Pull out every line below that contains the word "WATERLOO".

Task data ▸

=-=-=

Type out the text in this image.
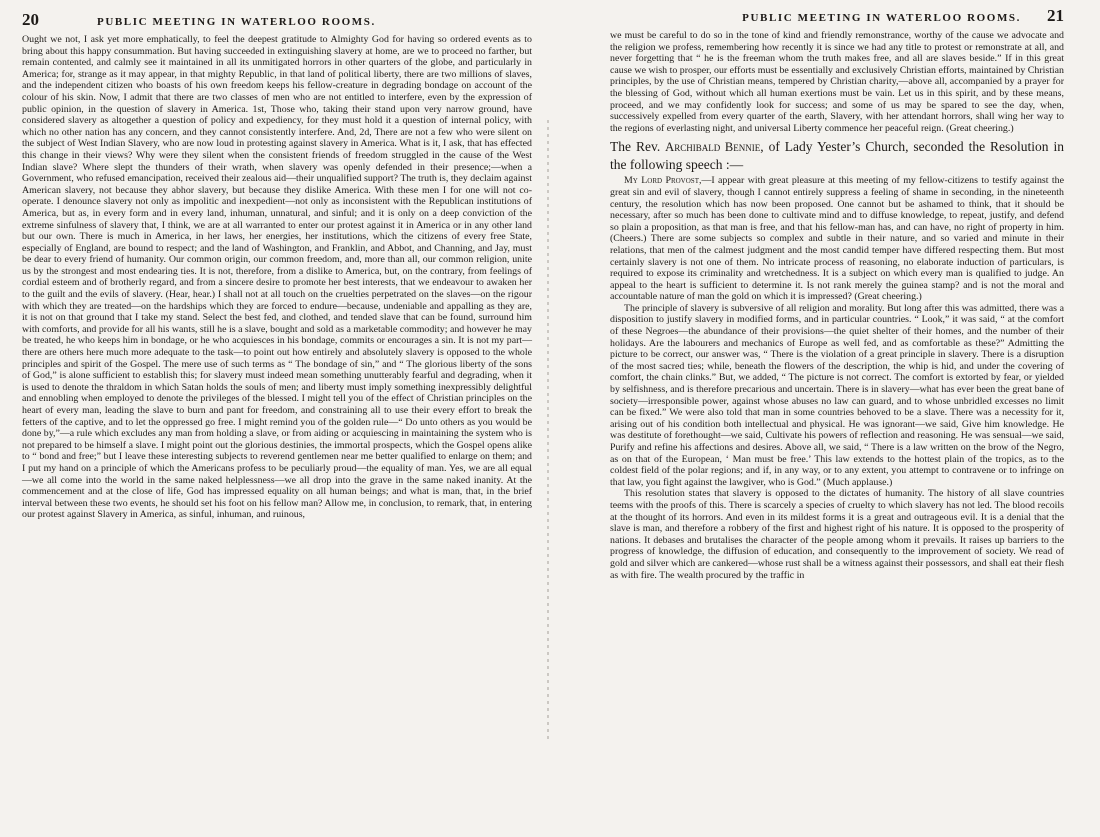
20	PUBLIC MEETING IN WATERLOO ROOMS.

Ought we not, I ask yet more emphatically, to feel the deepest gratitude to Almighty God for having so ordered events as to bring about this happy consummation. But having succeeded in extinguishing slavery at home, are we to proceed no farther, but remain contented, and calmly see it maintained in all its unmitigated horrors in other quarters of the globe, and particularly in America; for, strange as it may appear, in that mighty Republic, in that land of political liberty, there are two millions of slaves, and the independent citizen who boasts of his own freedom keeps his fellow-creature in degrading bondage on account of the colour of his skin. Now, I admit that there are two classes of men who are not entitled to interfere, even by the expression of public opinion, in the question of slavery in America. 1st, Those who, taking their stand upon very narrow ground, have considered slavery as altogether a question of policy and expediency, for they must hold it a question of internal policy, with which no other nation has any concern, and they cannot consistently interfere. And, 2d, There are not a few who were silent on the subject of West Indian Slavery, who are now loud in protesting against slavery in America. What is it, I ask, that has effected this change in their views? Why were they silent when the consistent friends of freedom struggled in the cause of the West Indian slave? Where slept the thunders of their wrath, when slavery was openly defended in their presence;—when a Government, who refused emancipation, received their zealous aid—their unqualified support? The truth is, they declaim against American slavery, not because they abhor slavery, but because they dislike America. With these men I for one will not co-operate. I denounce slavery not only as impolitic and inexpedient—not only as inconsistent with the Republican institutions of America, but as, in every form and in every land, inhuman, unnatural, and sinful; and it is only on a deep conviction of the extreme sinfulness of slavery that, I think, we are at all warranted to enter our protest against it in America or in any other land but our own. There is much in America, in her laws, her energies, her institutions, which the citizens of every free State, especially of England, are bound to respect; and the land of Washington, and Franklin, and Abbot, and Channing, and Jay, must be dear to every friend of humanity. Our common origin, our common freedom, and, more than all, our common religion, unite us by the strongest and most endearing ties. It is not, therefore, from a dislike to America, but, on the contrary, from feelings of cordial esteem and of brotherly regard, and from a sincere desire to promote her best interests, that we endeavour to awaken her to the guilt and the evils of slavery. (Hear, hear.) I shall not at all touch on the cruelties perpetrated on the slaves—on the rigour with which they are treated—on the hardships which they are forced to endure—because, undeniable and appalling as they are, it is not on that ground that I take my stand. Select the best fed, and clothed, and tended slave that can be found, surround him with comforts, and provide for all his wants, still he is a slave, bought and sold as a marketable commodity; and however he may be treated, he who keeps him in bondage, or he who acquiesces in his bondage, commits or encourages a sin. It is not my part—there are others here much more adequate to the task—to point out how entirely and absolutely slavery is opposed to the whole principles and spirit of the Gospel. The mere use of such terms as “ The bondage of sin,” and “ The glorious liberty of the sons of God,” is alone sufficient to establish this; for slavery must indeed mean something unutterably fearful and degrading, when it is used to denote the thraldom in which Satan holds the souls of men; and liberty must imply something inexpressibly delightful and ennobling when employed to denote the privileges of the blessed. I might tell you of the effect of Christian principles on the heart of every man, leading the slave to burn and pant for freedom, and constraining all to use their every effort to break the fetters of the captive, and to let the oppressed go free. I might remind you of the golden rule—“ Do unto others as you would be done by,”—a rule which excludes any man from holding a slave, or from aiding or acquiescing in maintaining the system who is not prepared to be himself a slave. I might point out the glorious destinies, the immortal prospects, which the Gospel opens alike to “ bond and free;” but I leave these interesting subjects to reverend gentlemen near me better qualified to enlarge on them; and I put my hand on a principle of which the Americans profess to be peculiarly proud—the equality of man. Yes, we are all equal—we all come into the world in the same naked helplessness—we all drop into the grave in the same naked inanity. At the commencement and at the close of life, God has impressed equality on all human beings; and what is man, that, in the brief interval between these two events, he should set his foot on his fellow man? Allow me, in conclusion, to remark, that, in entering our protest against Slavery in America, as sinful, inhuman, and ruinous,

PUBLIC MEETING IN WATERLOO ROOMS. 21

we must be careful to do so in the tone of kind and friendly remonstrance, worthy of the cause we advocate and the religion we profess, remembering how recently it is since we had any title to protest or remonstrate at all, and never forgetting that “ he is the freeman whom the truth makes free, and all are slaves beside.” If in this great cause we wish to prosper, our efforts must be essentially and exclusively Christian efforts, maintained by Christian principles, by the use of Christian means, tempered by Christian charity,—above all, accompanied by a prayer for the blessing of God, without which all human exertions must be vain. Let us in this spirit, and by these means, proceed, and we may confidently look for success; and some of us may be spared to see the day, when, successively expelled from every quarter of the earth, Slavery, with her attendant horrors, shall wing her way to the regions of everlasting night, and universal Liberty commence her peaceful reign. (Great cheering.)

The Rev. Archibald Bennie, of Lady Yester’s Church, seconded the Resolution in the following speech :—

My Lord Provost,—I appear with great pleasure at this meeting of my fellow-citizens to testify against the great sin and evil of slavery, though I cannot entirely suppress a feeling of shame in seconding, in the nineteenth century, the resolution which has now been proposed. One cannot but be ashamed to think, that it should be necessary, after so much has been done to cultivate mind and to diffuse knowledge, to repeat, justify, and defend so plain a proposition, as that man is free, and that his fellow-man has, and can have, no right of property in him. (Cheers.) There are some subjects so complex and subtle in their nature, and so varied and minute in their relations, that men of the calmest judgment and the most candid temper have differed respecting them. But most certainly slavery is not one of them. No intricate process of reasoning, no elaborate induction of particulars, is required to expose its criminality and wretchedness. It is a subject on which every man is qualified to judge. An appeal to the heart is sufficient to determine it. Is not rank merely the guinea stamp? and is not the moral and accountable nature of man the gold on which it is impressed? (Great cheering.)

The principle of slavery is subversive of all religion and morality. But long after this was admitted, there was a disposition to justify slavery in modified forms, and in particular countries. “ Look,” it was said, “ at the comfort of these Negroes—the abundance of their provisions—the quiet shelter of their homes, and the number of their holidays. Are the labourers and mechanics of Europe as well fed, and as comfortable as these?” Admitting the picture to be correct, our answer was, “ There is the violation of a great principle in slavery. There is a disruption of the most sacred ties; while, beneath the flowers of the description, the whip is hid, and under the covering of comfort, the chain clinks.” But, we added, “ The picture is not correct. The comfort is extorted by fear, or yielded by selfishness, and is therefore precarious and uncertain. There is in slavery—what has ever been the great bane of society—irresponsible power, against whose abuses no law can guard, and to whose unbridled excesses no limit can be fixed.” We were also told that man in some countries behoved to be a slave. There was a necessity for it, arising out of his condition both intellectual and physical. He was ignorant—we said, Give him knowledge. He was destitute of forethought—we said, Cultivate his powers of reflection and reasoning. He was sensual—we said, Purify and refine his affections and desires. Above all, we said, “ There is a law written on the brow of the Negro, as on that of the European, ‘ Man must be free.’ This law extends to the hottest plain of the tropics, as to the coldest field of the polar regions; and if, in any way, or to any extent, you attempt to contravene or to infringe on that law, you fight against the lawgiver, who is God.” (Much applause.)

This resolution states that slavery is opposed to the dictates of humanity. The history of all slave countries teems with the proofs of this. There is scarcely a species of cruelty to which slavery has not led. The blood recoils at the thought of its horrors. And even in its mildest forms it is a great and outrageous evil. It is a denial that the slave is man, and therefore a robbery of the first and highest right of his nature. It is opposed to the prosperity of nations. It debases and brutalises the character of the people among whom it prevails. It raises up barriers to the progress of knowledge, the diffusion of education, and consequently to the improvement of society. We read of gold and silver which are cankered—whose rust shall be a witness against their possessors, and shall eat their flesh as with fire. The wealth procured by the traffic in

=-=-=

Correct response ▸
20	PUBLIC MEETING IN WATERLOO ROOMS.
PUBLIC MEETING IN WATERLOO ROOMS. 21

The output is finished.